STATED TASK »
Write out all the entries word for word, but skip any images.

(Extracted records)
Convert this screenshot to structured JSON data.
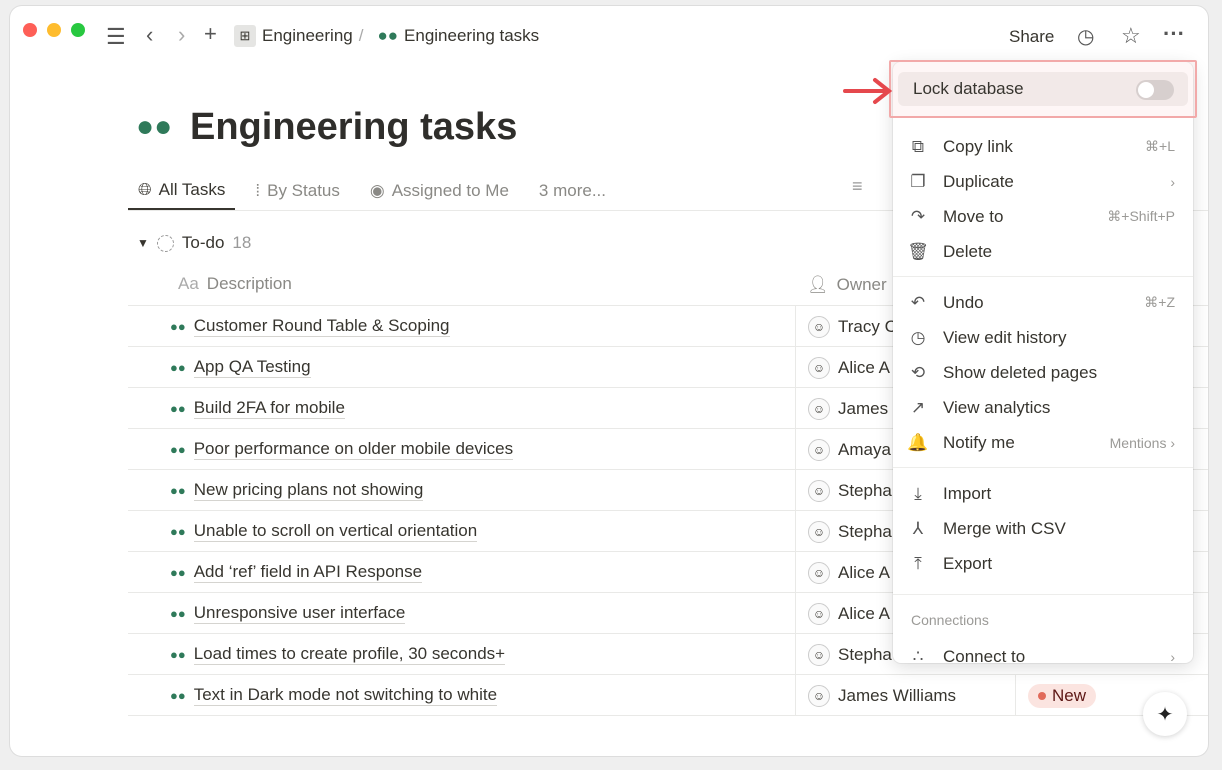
{
  "topbar": {
    "breadcrumb": [
      "Engineering",
      "Engineering tasks"
    ],
    "share": "Share"
  },
  "page": {
    "title": "Engineering tasks"
  },
  "tabs": [
    {
      "label": "All Tasks",
      "icon": "globe-icon"
    },
    {
      "label": "By Status",
      "icon": "traffic-light-icon"
    },
    {
      "label": "Assigned to Me",
      "icon": "person-circle-icon"
    },
    {
      "label": "3 more..."
    }
  ],
  "group": {
    "name": "To-do",
    "count": "18"
  },
  "columns": {
    "description": "Description",
    "description_prefix": "Aa",
    "owner": "Owner"
  },
  "rows": [
    {
      "desc": "Customer Round Table & Scoping",
      "owner": "Tracy C"
    },
    {
      "desc": "App QA Testing",
      "owner": "Alice A"
    },
    {
      "desc": "Build 2FA for mobile",
      "owner": "James"
    },
    {
      "desc": "Poor performance on older mobile devices",
      "owner": "Amaya"
    },
    {
      "desc": "New pricing plans not showing",
      "owner": "Stepha"
    },
    {
      "desc": "Unable to scroll on vertical orientation",
      "owner": "Stepha"
    },
    {
      "desc": "Add ‘ref’ field in API Response",
      "owner": "Alice A"
    },
    {
      "desc": "Unresponsive user interface",
      "owner": "Alice A"
    },
    {
      "desc": "Load times to create profile, 30 seconds+",
      "owner": "Stepha"
    },
    {
      "desc": "Text in Dark mode not switching to white",
      "owner": "James Williams",
      "status": "New"
    }
  ],
  "menu": {
    "lock": {
      "label": "Lock database",
      "on": false
    },
    "items": [
      {
        "label": "Copy link",
        "shortcut": "⌘+L",
        "icon": "link-icon",
        "glyph": "⧉"
      },
      {
        "label": "Duplicate",
        "shortcut": "›",
        "icon": "duplicate-icon",
        "glyph": "❐"
      },
      {
        "label": "Move to",
        "shortcut": "⌘+Shift+P",
        "icon": "move-arrow-icon",
        "glyph": "↷"
      },
      {
        "label": "Delete",
        "shortcut": "",
        "icon": "trash-icon",
        "glyph": "🗑"
      },
      {
        "label": "Undo",
        "shortcut": "⌘+Z",
        "icon": "undo-icon",
        "glyph": "↶"
      },
      {
        "label": "View edit history",
        "shortcut": "",
        "icon": "clock-icon",
        "glyph": "◷"
      },
      {
        "label": "Show deleted pages",
        "shortcut": "",
        "icon": "restore-icon",
        "glyph": "⟲"
      },
      {
        "label": "View analytics",
        "shortcut": "",
        "icon": "chart-line-icon",
        "glyph": "↗"
      },
      {
        "label": "Notify me",
        "shortcut": "Mentions ›",
        "icon": "bell-icon",
        "glyph": "🔔"
      },
      {
        "label": "Import",
        "shortcut": "",
        "icon": "import-icon",
        "glyph": "⤓"
      },
      {
        "label": "Merge with CSV",
        "shortcut": "",
        "icon": "merge-icon",
        "glyph": "⅄"
      },
      {
        "label": "Export",
        "shortcut": "",
        "icon": "export-icon",
        "glyph": "⤒"
      },
      {
        "label": "Connect to",
        "shortcut": "›",
        "icon": "connect-nodes-icon",
        "glyph": "∴"
      }
    ],
    "connections_header": "Connections"
  },
  "colors": {
    "accent_green": "#2f7a5a",
    "highlight": "#f2e9e8",
    "arrow": "#e5484d",
    "badge_bg": "#fbe4e0"
  }
}
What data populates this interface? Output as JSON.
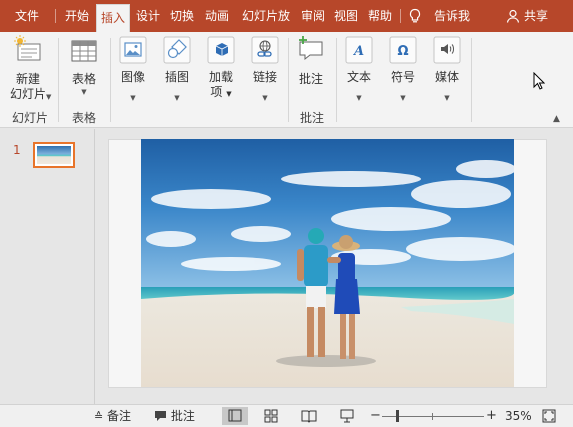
{
  "tabs": [
    {
      "label": "文件",
      "active": false
    },
    {
      "label": "开始",
      "active": false
    },
    {
      "label": "插入",
      "active": true
    },
    {
      "label": "设计",
      "active": false
    },
    {
      "label": "切换",
      "active": false
    },
    {
      "label": "动画",
      "active": false
    },
    {
      "label": "幻灯片放",
      "active": false
    },
    {
      "label": "审阅",
      "active": false
    },
    {
      "label": "视图",
      "active": false
    },
    {
      "label": "帮助",
      "active": false
    }
  ],
  "tell_me": "告诉我",
  "share": "共享",
  "ribbon": {
    "new_slide": {
      "line1": "新建",
      "line2": "幻灯片"
    },
    "table": "表格",
    "image": "图像",
    "illustration": "插图",
    "addins": {
      "line1": "加载",
      "line2": "项"
    },
    "link": "链接",
    "comment": "批注",
    "text": "文本",
    "symbol": "符号",
    "media": "媒体",
    "groups": {
      "slides": "幻灯片",
      "tables": "表格",
      "comments": "批注"
    }
  },
  "thumbnail": {
    "number": "1"
  },
  "status": {
    "notes": "备注",
    "comments": "批注",
    "zoom_minus": "−",
    "zoom_plus": "+",
    "zoom_level": "35%"
  },
  "colors": {
    "accent": "#b7472a",
    "thumb_border": "#e8742a"
  }
}
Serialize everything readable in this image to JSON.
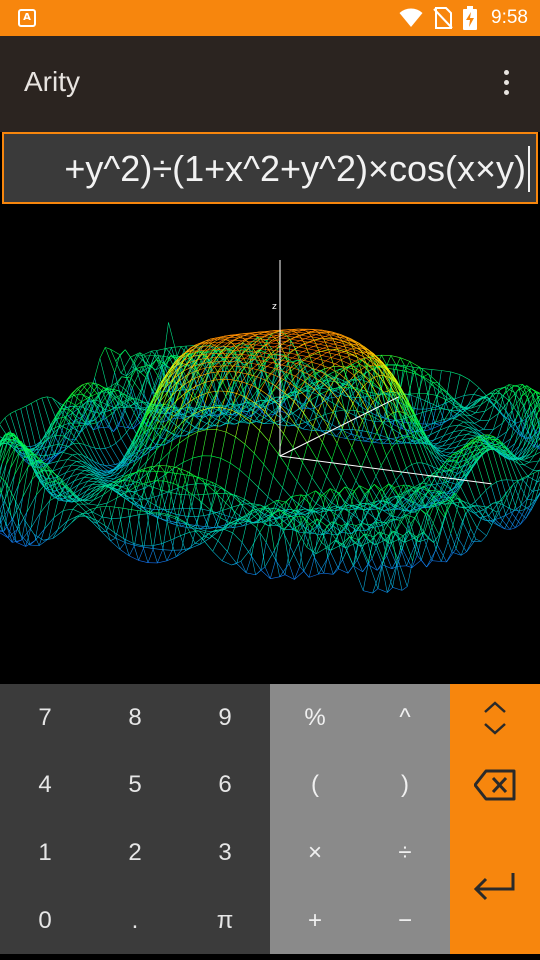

RIGHT ANSWER »
Convert this screenshot to structured JSON data.
{
  "topbar": {
    "breadcrumb": [
      "Engineering",
      "Engineering tasks"
    ],
    "share": "Share"
  },
  "page": {
    "title": "Engineering tasks"
  },
  "tabs": [
    {
      "label": "All Tasks",
      "icon": "globe-icon"
    },
    {
      "label": "By Status",
      "icon": "traffic-light-icon"
    },
    {
      "label": "Assigned to Me",
      "icon": "person-circle-icon"
    },
    {
      "label": "3 more..."
    }
  ],
  "group": {
    "name": "To-do",
    "count": "18"
  },
  "columns": {
    "description": "Description",
    "description_prefix": "Aa",
    "owner": "Owner"
  },
  "rows": [
    {
      "desc": "Customer Round Table & Scoping",
      "owner": "Tracy C"
    },
    {
      "desc": "App QA Testing",
      "owner": "Alice A"
    },
    {
      "desc": "Build 2FA for mobile",
      "owner": "James"
    },
    {
      "desc": "Poor performance on older mobile devices",
      "owner": "Amaya"
    },
    {
      "desc": "New pricing plans not showing",
      "owner": "Stepha"
    },
    {
      "desc": "Unable to scroll on vertical orientation",
      "owner": "Stepha"
    },
    {
      "desc": "Add ‘ref’ field in API Response",
      "owner": "Alice A"
    },
    {
      "desc": "Unresponsive user interface",
      "owner": "Alice A"
    },
    {
      "desc": "Load times to create profile, 30 seconds+",
      "owner": "Stepha"
    },
    {
      "desc": "Text in Dark mode not switching to white",
      "owner": "James Williams",
      "status": "New"
    }
  ],
  "menu": {
    "lock": {
      "label": "Lock database",
      "on": false
    },
    "items": [
      {
        "label": "Copy link",
        "shortcut": "⌘+L",
        "icon": "link-icon",
        "glyph": "⧉"
      },
      {
        "label": "Duplicate",
        "shortcut": "›",
        "icon": "duplicate-icon",
        "glyph": "❐"
      },
      {
        "label": "Move to",
        "shortcut": "⌘+Shift+P",
        "icon": "move-arrow-icon",
        "glyph": "↷"
      },
      {
        "label": "Delete",
        "shortcut": "",
        "icon": "trash-icon",
        "glyph": "🗑"
      },
      {
        "label": "Undo",
        "shortcut": "⌘+Z",
        "icon": "undo-icon",
        "glyph": "↶"
      },
      {
        "label": "View edit history",
        "shortcut": "",
        "icon": "clock-icon",
        "glyph": "◷"
      },
      {
        "label": "Show deleted pages",
        "shortcut": "",
        "icon": "restore-icon",
        "glyph": "⟲"
      },
      {
        "label": "View analytics",
        "shortcut": "",
        "icon": "chart-line-icon",
        "glyph": "↗"
      },
      {
        "label": "Notify me",
        "shortcut": "Mentions ›",
        "icon": "bell-icon",
        "glyph": "🔔"
      },
      {
        "label": "Import",
        "shortcut": "",
        "icon": "import-icon",
        "glyph": "⤓"
      },
      {
        "label": "Merge with CSV",
        "shortcut": "",
        "icon": "merge-icon",
        "glyph": "⅄"
      },
      {
        "label": "Export",
        "shortcut": "",
        "icon": "export-icon",
        "glyph": "⤒"
      },
      {
        "label": "Connect to",
        "shortcut": "›",
        "icon": "connect-nodes-icon",
        "glyph": "∴"
      }
    ],
    "connections_header": "Connections"
  },
  "colors": {
    "accent_green": "#2f7a5a",
    "highlight": "#f2e9e8",
    "arrow": "#e5484d",
    "badge_bg": "#fbe4e0"
  }
}
What data populates this interface? Output as JSON.
{
  "tabs": [
    {
      "label": "文件",
      "active": false
    },
    {
      "label": "开始",
      "active": false
    },
    {
      "label": "插入",
      "active": true
    },
    {
      "label": "设计",
      "active": false
    },
    {
      "label": "切换",
      "active": false
    },
    {
      "label": "动画",
      "active": false
    },
    {
      "label": "幻灯片放",
      "active": false
    },
    {
      "label": "审阅",
      "active": false
    },
    {
      "label": "视图",
      "active": false
    },
    {
      "label": "帮助",
      "active": false
    }
  ],
  "tell_me": "告诉我",
  "share": "共享",
  "ribbon": {
    "new_slide": {
      "line1": "新建",
      "line2": "幻灯片"
    },
    "table": "表格",
    "image": "图像",
    "illustration": "插图",
    "addins": {
      "line1": "加载",
      "line2": "项"
    },
    "link": "链接",
    "comment": "批注",
    "text": "文本",
    "symbol": "符号",
    "media": "媒体",
    "groups": {
      "slides": "幻灯片",
      "tables": "表格",
      "comments": "批注"
    }
  },
  "thumbnail": {
    "number": "1"
  },
  "status": {
    "notes": "备注",
    "comments": "批注",
    "zoom_minus": "−",
    "zoom_plus": "+",
    "zoom_level": "35%"
  },
  "colors": {
    "accent": "#b7472a",
    "thumb_border": "#e8742a"
  }
}
Serialize everything readable in this image to JSON.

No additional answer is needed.